Aim – Where a line in the listing below contains the word "text", copy that line.

Saved entries
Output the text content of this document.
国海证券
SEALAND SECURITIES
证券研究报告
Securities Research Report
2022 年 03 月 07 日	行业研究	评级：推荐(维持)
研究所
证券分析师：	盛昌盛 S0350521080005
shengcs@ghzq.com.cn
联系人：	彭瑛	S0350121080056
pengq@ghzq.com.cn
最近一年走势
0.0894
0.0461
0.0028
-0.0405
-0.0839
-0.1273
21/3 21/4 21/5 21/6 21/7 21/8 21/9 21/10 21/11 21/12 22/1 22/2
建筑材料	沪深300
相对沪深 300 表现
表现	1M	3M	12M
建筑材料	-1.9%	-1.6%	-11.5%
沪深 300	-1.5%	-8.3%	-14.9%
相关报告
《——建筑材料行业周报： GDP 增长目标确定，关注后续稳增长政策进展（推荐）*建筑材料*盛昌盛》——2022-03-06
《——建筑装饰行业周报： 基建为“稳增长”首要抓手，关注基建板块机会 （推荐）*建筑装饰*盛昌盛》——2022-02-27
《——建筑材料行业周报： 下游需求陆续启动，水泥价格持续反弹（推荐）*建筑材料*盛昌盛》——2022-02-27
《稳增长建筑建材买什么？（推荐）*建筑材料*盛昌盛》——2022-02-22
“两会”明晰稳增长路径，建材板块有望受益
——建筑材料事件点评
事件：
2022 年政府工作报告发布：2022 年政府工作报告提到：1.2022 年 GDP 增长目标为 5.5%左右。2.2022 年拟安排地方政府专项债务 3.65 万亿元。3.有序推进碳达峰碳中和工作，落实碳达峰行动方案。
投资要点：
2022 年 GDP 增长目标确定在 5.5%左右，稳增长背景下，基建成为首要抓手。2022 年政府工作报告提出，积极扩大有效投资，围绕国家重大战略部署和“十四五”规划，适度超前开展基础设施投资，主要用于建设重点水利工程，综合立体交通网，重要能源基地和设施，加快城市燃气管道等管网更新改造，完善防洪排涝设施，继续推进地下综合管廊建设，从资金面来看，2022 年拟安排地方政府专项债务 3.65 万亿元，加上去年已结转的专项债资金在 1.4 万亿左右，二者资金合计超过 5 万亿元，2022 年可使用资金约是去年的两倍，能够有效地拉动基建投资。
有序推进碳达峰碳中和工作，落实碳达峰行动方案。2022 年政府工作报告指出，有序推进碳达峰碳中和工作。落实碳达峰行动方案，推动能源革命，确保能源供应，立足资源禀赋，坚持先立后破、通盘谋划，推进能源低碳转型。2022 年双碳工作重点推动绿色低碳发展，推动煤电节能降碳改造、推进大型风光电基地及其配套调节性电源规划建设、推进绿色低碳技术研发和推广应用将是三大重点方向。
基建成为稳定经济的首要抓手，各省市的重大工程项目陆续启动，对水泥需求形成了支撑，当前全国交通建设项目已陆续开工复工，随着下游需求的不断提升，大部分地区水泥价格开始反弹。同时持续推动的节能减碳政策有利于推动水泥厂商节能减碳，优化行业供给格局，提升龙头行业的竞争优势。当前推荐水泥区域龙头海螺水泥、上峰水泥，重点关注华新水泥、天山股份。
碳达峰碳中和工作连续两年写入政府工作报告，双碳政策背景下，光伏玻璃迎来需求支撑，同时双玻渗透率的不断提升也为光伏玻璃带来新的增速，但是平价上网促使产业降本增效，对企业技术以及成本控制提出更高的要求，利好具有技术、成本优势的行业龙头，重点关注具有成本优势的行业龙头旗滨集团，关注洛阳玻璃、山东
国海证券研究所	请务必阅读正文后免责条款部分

...

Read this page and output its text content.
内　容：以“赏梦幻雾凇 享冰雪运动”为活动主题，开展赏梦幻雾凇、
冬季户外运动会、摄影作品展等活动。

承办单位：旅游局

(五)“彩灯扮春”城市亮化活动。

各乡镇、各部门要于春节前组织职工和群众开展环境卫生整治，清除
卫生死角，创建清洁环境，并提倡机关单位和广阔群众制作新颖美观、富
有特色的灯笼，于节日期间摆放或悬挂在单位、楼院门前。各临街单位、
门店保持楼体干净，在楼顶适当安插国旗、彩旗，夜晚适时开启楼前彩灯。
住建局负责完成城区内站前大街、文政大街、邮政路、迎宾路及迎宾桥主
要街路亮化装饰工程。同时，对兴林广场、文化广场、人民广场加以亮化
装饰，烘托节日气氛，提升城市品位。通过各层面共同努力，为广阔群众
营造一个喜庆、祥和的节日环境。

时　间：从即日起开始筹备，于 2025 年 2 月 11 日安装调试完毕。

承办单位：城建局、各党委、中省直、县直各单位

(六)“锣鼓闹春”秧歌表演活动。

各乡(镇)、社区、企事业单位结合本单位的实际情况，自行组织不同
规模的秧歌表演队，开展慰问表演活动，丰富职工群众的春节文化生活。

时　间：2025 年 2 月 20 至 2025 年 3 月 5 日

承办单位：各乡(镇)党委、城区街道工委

---

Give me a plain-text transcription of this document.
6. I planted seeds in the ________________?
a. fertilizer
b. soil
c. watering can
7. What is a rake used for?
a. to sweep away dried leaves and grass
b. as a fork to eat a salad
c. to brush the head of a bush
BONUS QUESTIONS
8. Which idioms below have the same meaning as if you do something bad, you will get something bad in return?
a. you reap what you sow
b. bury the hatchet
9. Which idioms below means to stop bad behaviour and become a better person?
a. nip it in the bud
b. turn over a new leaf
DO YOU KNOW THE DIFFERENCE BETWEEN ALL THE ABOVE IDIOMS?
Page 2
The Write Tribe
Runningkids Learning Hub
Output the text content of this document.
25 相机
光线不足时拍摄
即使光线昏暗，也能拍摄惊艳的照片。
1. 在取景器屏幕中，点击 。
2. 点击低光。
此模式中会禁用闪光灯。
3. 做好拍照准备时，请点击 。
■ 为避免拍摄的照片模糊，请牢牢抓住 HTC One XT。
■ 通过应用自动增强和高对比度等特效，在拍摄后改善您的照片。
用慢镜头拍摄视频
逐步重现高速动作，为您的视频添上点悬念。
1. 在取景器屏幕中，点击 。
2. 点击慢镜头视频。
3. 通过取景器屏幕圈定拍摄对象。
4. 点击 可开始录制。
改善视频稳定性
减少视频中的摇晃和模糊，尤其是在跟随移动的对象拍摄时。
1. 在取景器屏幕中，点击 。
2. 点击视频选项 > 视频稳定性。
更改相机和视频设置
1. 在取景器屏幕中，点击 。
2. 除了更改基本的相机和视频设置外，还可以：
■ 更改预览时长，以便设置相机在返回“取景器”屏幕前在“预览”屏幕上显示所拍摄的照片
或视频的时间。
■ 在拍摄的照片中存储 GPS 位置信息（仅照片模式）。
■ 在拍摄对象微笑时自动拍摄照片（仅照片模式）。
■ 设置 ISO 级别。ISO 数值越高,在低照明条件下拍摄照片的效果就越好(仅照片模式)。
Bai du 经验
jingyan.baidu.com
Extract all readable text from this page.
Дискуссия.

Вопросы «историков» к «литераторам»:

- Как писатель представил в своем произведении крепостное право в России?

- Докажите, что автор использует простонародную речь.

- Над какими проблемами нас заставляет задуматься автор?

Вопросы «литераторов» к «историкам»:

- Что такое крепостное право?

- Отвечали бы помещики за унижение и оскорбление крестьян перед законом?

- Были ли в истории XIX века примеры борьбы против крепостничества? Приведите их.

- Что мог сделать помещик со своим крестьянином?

Correct response –
Output the text content of this document.
Read this page and output its text content.
Give me a plain-text transcription of this document.
Output the text content of this document.
Extract all readable text from this page.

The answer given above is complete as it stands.